指示 1: 六軒島が舞台のミステリーについての文書の抜粋から、「作中の連続密室殺人事件は、黄」で始まり「共存しつづけると説明される。」で終わる部分を、そのまま書き写してください。
指示 2: 六軒島が舞台のミステリーについての文書の抜粋によると、ゲーム盤に囚われている六軒島の人々は何人ですか。

═══ 文書の抜粋

本シリーズは、孤島、六軒島(架空の島)の洋館を舞台にした連続殺人事件を軸にしたミステリーである。1986年10月4日から5日の六軒島で資産家一族右代宮(うしろみや)家とその関係者が次々と殺害されるという物語が、魔女たちが見守る中、異なる内容で繰り返し語られ、その真相が議論される。作中で発見される死体の多くは密室内で残虐に装飾されており、魔女ベアトリーチェが魔法で殺人を犯したと説明される。物語は虚実に満ちており、何が真実であるかは不明確なままにされる。以下に物語の表面上の筋に基づいて説明する。

魔女のゲーム[編集]

作中の連続密室殺人事件は、黄金と無限の魔女ベアトリーチェ(以下、ベアト)が推理ゲームのために作り出した世界、ゲーム盤上の出来事、劇中劇である。六軒島の18人の人々はゲーム盤に囚われ、魔女が新しいゲームを始めるたびに事件の2日間を繰り返させられる。また、六軒島はシュレディンガーの猫のはいった箱(猫箱)に例えられ、その箱の中の真実が外部に知られない限り、無限の可能性が共存しつづけると説明される。

══════
═══ 保存データ

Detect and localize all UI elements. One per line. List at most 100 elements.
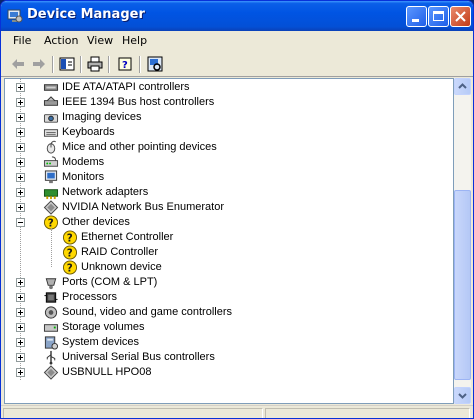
expand-toggle[interactable]: [16, 278, 25, 287]
system-device-icon: [44, 336, 59, 350]
processor-icon: [44, 292, 58, 303]
window-title: Device Manager: [27, 7, 145, 22]
tree-category-label[interactable]: Monitors: [62, 170, 104, 185]
expand-toggle[interactable]: [16, 113, 25, 122]
print-icon[interactable]: [87, 56, 103, 72]
maximize-icon: [433, 11, 444, 21]
expand-toggle[interactable]: [16, 98, 25, 107]
expand-toggle[interactable]: [16, 353, 25, 362]
expand-toggle[interactable]: [16, 173, 25, 182]
tree-category-label[interactable]: Universal Serial Bus controllers: [62, 350, 215, 365]
tree-category-row[interactable]: USBNULL HPO08: [5, 365, 435, 380]
menu-view[interactable]: View: [87, 34, 113, 47]
device-tree[interactable]: IDE ATA/ATAPI controllers IEEE 1394 Bus h…: [4, 78, 454, 404]
tree-category-row[interactable]: Monitors: [5, 170, 435, 185]
tree-category-row[interactable]: Network adapters: [5, 185, 435, 200]
menu-help[interactable]: Help: [122, 34, 147, 47]
help-icon[interactable]: ?: [117, 56, 133, 72]
tree-device-label[interactable]: Ethernet Controller: [81, 230, 173, 245]
expand-toggle[interactable]: [16, 323, 25, 332]
tree-category-label[interactable]: Modems: [62, 155, 104, 170]
tree-device-label[interactable]: RAID Controller: [81, 245, 158, 260]
expand-toggle[interactable]: [16, 143, 25, 152]
tree-category-label[interactable]: USBNULL HPO08: [62, 365, 151, 380]
tree-category-label[interactable]: Storage volumes: [62, 320, 145, 335]
menu-action[interactable]: Action: [44, 34, 78, 47]
tree-device-row[interactable]: ? RAID Controller: [5, 245, 435, 260]
tree-category-row[interactable]: Storage volumes: [5, 320, 435, 335]
chevron-up-icon: [458, 83, 467, 89]
properties-icon[interactable]: [59, 56, 75, 72]
tree-category-label[interactable]: Ports (COM & LPT): [62, 275, 157, 290]
tree-category-label[interactable]: IEEE 1394 Bus host controllers: [62, 95, 214, 110]
keyboard-icon: [43, 129, 59, 137]
tree-device-label[interactable]: Unknown device: [81, 260, 162, 275]
status-bar: [1, 405, 473, 418]
forward-arrow-icon[interactable]: [31, 56, 47, 72]
bus-enumerator-icon: [43, 200, 59, 215]
expand-toggle[interactable]: [16, 188, 25, 197]
scroll-thumb[interactable]: [454, 190, 471, 380]
usb-icon: [46, 350, 56, 365]
status-panel: [265, 408, 470, 418]
tree-category-row[interactable]: Universal Serial Bus controllers: [5, 350, 435, 365]
tree-category-label[interactable]: Network adapters: [62, 185, 148, 200]
tree-category-label[interactable]: Mice and other pointing devices: [62, 140, 217, 155]
back-arrow-icon[interactable]: [10, 56, 26, 72]
tree-category-row[interactable]: Processors: [5, 290, 435, 305]
tree-device-row[interactable]: ? Unknown device: [5, 260, 435, 275]
tree-category-row[interactable]: ? Other devices: [5, 215, 435, 230]
tree-category-row[interactable]: Mice and other pointing devices: [5, 140, 435, 155]
close-button[interactable]: [450, 6, 471, 27]
tree-category-label[interactable]: NVIDIA Network Bus Enumerator: [62, 200, 224, 215]
tree-category-row[interactable]: Ports (COM & LPT): [5, 275, 435, 290]
menu-bar: File Action View Help: [1, 31, 473, 53]
expand-toggle[interactable]: [16, 83, 25, 92]
expand-toggle[interactable]: [16, 338, 25, 347]
tree-category-row[interactable]: IDE ATA/ATAPI controllers: [5, 80, 435, 95]
ide-controller-icon: [43, 84, 59, 91]
expand-toggle[interactable]: [16, 158, 25, 167]
scan-hardware-icon[interactable]: [147, 56, 163, 72]
tree-category-label[interactable]: Sound, video and game controllers: [62, 305, 232, 320]
tree-category-row[interactable]: System devices: [5, 335, 435, 350]
menu-file[interactable]: File: [13, 34, 31, 47]
tree-category-label[interactable]: Keyboards: [62, 125, 115, 140]
bus-enumerator-icon: [43, 365, 59, 380]
unknown-device-icon: ?: [62, 260, 78, 275]
expand-toggle[interactable]: [16, 368, 25, 377]
toolbar-separator: [108, 56, 110, 73]
vertical-scrollbar[interactable]: [454, 78, 471, 404]
expand-toggle[interactable]: [16, 293, 25, 302]
scroll-down-button[interactable]: [454, 387, 471, 404]
tree-category-label[interactable]: Imaging devices: [62, 110, 142, 125]
toolbar-separator: [52, 56, 54, 73]
expand-toggle[interactable]: [16, 308, 25, 317]
tree-category-row[interactable]: Keyboards: [5, 125, 435, 140]
network-adapter-icon: [43, 189, 59, 200]
expand-toggle[interactable]: [16, 128, 25, 137]
svg-text:?: ?: [67, 263, 73, 275]
tree-category-row[interactable]: Modems: [5, 155, 435, 170]
maximize-button[interactable]: [428, 6, 449, 27]
expand-toggle[interactable]: [16, 203, 25, 212]
collapse-toggle[interactable]: [16, 218, 25, 227]
tree-category-label[interactable]: Other devices: [62, 215, 130, 230]
toolbar: ?: [1, 52, 473, 77]
title-bar[interactable]: Device Manager: [1, 1, 473, 31]
scroll-up-button[interactable]: [454, 78, 471, 95]
chevron-down-icon: [458, 393, 467, 399]
tree-category-label[interactable]: System devices: [62, 335, 139, 350]
tree-category-row[interactable]: Imaging devices: [5, 110, 435, 125]
modem-icon: [43, 156, 59, 167]
tree-category-row[interactable]: NVIDIA Network Bus Enumerator: [5, 200, 435, 215]
tree-device-row[interactable]: ? Ethernet Controller: [5, 230, 435, 245]
sound-icon: [44, 306, 58, 319]
minimize-button[interactable]: [406, 6, 427, 27]
tree-category-row[interactable]: Sound, video and game controllers: [5, 305, 435, 320]
toolbar-separator: [80, 56, 82, 73]
tree-category-label[interactable]: IDE ATA/ATAPI controllers: [62, 80, 190, 95]
status-panel: [3, 408, 263, 418]
tree-category-label[interactable]: Processors: [62, 290, 117, 305]
tree-category-row[interactable]: IEEE 1394 Bus host controllers: [5, 95, 435, 110]
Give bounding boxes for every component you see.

══════

回答全文 1:
作中の連続密室殺人事件は、黄金と無限の魔女ベアトリーチェ(以下、ベアト)が推理ゲームのために作り出した世界、ゲーム盤上の出来事、劇中劇である。六軒島の18人の人々はゲーム盤に囚われ、魔女が新しいゲームを始めるたびに事件の2日間を繰り返させられる。また、六軒島はシュレディンガーの猫のはいった箱(猫箱)に例えられ、その箱の中の真実が外部に知られない限り、無限の可能性が共存しつづけると説明される。

回答全文 2: 18人です。